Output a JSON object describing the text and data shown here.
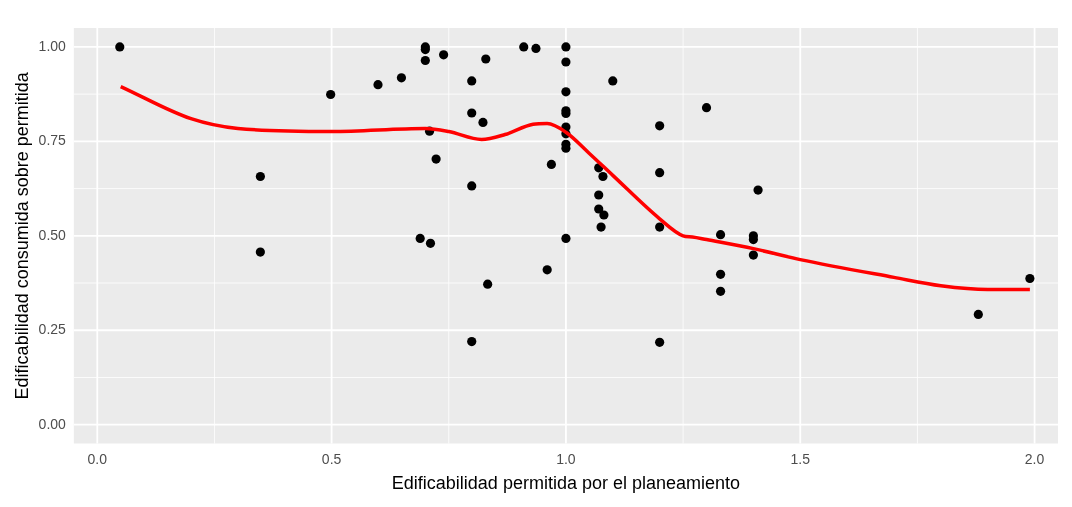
{
  "chart_data": {
    "type": "scatter",
    "xlabel": "Edificabilidad permitida por el planeamiento",
    "ylabel": "Edificabilidad consumida sobre permitida",
    "xlim": [
      -0.05,
      2.05
    ],
    "ylim": [
      -0.05,
      1.05
    ],
    "xticks": [
      {
        "value": 0,
        "label": "0.0"
      },
      {
        "value": 0.5,
        "label": "0.5"
      },
      {
        "value": 1,
        "label": "1.0"
      },
      {
        "value": 1.5,
        "label": "1.5"
      },
      {
        "value": 2,
        "label": "2.0"
      }
    ],
    "yticks": [
      {
        "value": 0,
        "label": "0.00"
      },
      {
        "value": 0.25,
        "label": "0.25"
      },
      {
        "value": 0.5,
        "label": "0.50"
      },
      {
        "value": 0.75,
        "label": "0.75"
      },
      {
        "value": 1,
        "label": "1.00"
      }
    ],
    "grid": true,
    "legend": false,
    "series": [
      {
        "color": "#000000",
        "marker": "circle",
        "x": [
          0.048,
          0.348,
          0.348,
          0.498,
          0.599,
          0.649,
          0.7,
          0.7,
          0.7,
          0.739,
          0.709,
          0.723,
          0.689,
          0.711,
          0.799,
          0.799,
          0.823,
          0.829,
          0.799,
          0.833,
          0.799,
          0.91,
          0.936,
          1.0,
          1.0,
          1.0,
          1.0,
          1.0,
          1.0,
          1.0,
          1.0,
          1.0,
          0.969,
          0.96,
          1.0,
          1.1,
          1.07,
          1.079,
          1.07,
          1.07,
          1.081,
          1.075,
          1.2,
          1.2,
          1.2,
          1.2,
          1.3,
          1.33,
          1.33,
          1.33,
          1.41,
          1.4,
          1.4,
          1.4,
          1.88,
          1.99
        ],
        "values": [
          1.0,
          0.657,
          0.457,
          0.874,
          0.9,
          0.918,
          1.0,
          0.993,
          0.964,
          0.979,
          0.777,
          0.703,
          0.493,
          0.48,
          0.91,
          0.825,
          0.8,
          0.968,
          0.632,
          0.372,
          0.22,
          1.0,
          0.996,
          1.0,
          0.96,
          0.881,
          0.831,
          0.824,
          0.788,
          0.77,
          0.742,
          0.732,
          0.689,
          0.41,
          0.493,
          0.91,
          0.68,
          0.657,
          0.608,
          0.571,
          0.555,
          0.523,
          0.791,
          0.667,
          0.523,
          0.218,
          0.839,
          0.503,
          0.398,
          0.353,
          0.621,
          0.5,
          0.49,
          0.449,
          0.292,
          0.387
        ]
      },
      {
        "type": "line",
        "color": "#ff0000",
        "marker": "none",
        "line_style": "solid",
        "x": [
          0.05,
          0.2,
          0.3,
          0.5,
          0.7,
          0.75,
          0.82,
          0.87,
          0.93,
          0.96,
          1.0,
          1.05,
          1.1,
          1.2,
          1.25,
          1.27,
          1.3,
          1.4,
          1.5,
          1.7,
          1.8,
          1.9,
          1.99
        ],
        "values": [
          0.895,
          0.81,
          0.784,
          0.776,
          0.784,
          0.776,
          0.755,
          0.768,
          0.795,
          0.797,
          0.774,
          0.718,
          0.66,
          0.545,
          0.5,
          0.497,
          0.49,
          0.466,
          0.437,
          0.39,
          0.368,
          0.358,
          0.358
        ]
      }
    ]
  }
}
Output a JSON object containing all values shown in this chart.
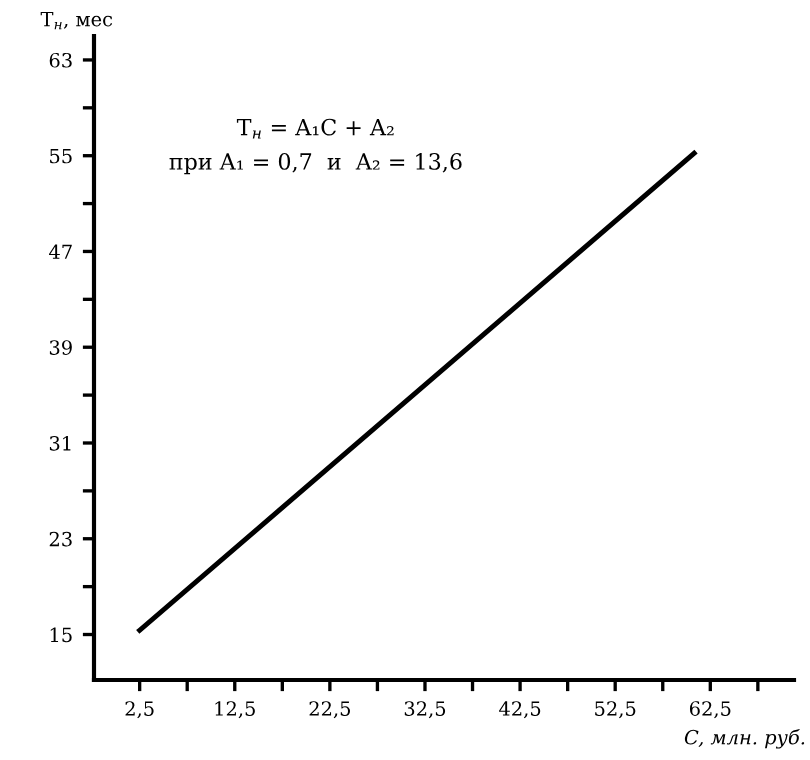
{
  "chart_data": {
    "type": "line",
    "xlabel": "C, млн. руб.",
    "ylabel": "T$_{н}$, мес",
    "annotations": [
      "T$_{н}$ = A₁C + A₂",
      "при A₁ = 0,7  и  A₂ = 13,6"
    ],
    "x": [
      2.5,
      60.8
    ],
    "series": [
      {
        "color": "#000000",
        "values": [
          15.35,
          55.2
        ]
      }
    ],
    "xlim": [
      -2.3,
      71.3
    ],
    "ylim": [
      11.2,
      65
    ],
    "xticks": [
      {
        "value": 2.5,
        "label": "2,5"
      },
      {
        "value": 7.5,
        "label": null
      },
      {
        "value": 12.5,
        "label": "12,5"
      },
      {
        "value": 17.5,
        "label": null
      },
      {
        "value": 22.5,
        "label": "22,5"
      },
      {
        "value": 27.5,
        "label": null
      },
      {
        "value": 32.5,
        "label": "32,5"
      },
      {
        "value": 37.5,
        "label": null
      },
      {
        "value": 42.5,
        "label": "42,5"
      },
      {
        "value": 47.5,
        "label": null
      },
      {
        "value": 52.5,
        "label": "52,5"
      },
      {
        "value": 57.5,
        "label": null
      },
      {
        "value": 62.5,
        "label": "62,5"
      },
      {
        "value": 67.5,
        "label": null
      }
    ],
    "yticks": [
      15,
      {
        "value": 19,
        "label": null
      },
      23,
      {
        "value": 27,
        "label": null
      },
      31,
      {
        "value": 35,
        "label": null
      },
      39,
      {
        "value": 43,
        "label": null
      },
      47,
      {
        "value": 51,
        "label": null
      },
      55,
      {
        "value": 59,
        "label": null
      },
      63
    ],
    "grid": false,
    "legend": false,
    "marker": "none",
    "line_style": "solid"
  }
}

————

# Stated exercise:
Gather each line from the listing above that holds "permitida".

# Solved problem:
    "xlabel": "Edificabilidad permitida por el planeamiento",
    "ylabel": "Edificabilidad consumida sobre permitida",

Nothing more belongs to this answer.